**To do:** Extract the whole listing as it stands. Do not include the pictures.

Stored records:
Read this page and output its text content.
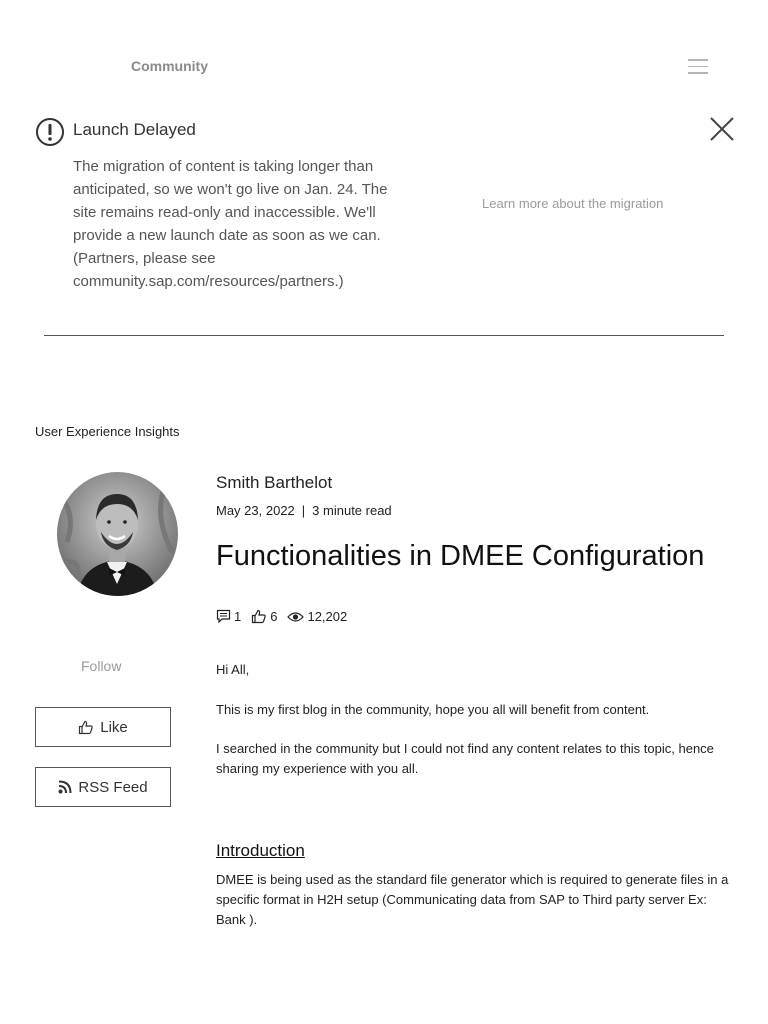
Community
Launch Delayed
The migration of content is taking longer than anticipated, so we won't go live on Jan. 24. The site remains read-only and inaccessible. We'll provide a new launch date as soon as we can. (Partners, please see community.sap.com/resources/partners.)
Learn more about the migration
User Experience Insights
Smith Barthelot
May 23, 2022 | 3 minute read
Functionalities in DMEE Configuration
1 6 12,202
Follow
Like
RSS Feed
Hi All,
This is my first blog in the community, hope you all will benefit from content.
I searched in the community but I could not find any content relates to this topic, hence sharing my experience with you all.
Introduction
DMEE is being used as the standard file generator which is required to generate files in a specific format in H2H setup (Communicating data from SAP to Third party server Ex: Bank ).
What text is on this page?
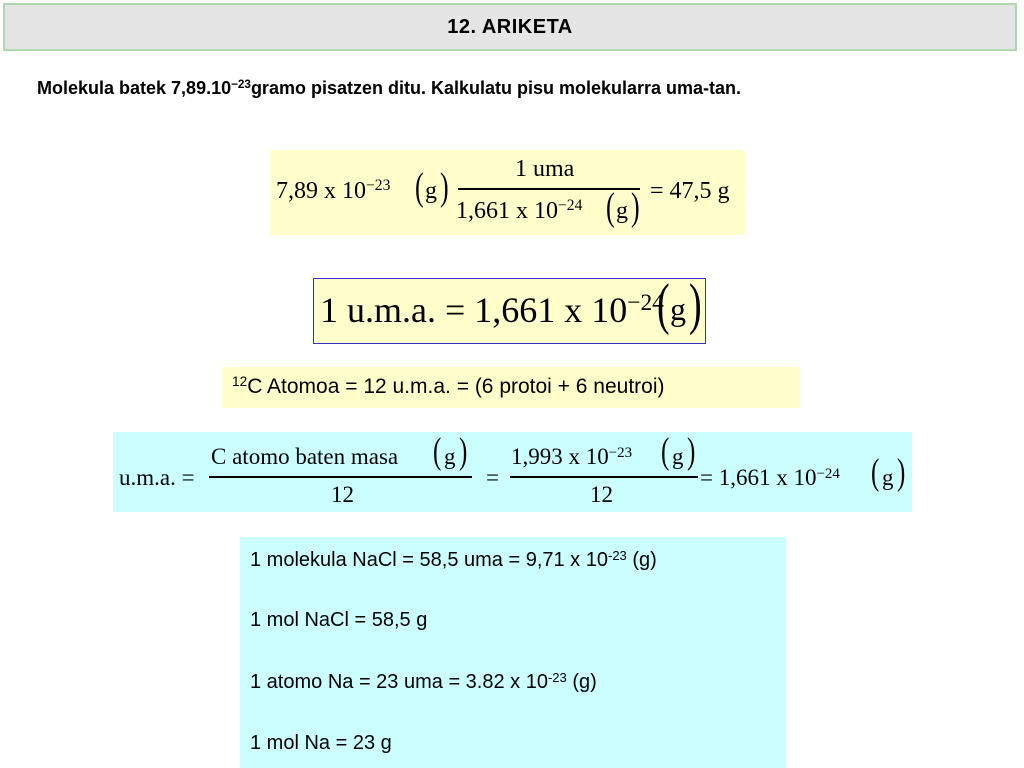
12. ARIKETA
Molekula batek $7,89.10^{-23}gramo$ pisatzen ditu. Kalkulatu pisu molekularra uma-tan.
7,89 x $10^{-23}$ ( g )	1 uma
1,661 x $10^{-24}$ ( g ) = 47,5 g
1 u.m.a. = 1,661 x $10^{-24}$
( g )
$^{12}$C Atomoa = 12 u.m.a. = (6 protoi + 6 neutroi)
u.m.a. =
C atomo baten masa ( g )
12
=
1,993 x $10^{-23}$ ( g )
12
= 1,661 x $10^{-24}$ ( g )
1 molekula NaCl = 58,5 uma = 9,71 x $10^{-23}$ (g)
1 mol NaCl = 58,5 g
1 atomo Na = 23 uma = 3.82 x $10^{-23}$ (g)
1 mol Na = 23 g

**Output for this exercise:**
Read this page and output its text content.
Community
Launch Delayed
The migration of content is taking longer than anticipated, so we won't go live on Jan. 24. The site remains read-only and inaccessible. We'll provide a new launch date as soon as we can. (Partners, please see community.sap.com/resources/partners.)
Learn more about the migration
User Experience Insights
Smith Barthelot
May 23, 2022 | 3 minute read
Functionalities in DMEE Configuration
1 6 12,202
Follow
Like
RSS Feed
Hi All,
This is my first blog in the community, hope you all will benefit from content.
I searched in the community but I could not find any content relates to this topic, hence sharing my experience with you all.
Introduction
DMEE is being used as the standard file generator which is required to generate files in a specific format in H2H setup (Communicating data from SAP to Third party server Ex: Bank ).
What text is on this page?
12. ARIKETA
Molekula batek $7,89.10^{-23}gramo$ pisatzen ditu. Kalkulatu pisu molekularra uma-tan.
7,89 x $10^{-23}$ ( g )	1 uma
1,661 x $10^{-24}$ ( g ) = 47,5 g
1 u.m.a. = 1,661 x $10^{-24}$
( g )
$^{12}$C Atomoa = 12 u.m.a. = (6 protoi + 6 neutroi)
u.m.a. =
C atomo baten masa ( g )
12
=
1,993 x $10^{-23}$ ( g )
12
= 1,661 x $10^{-24}$ ( g )
1 molekula NaCl = 58,5 uma = 9,71 x $10^{-23}$ (g)
1 mol NaCl = 58,5 g
1 atomo Na = 23 uma = 3.82 x $10^{-23}$ (g)
1 mol Na = 23 g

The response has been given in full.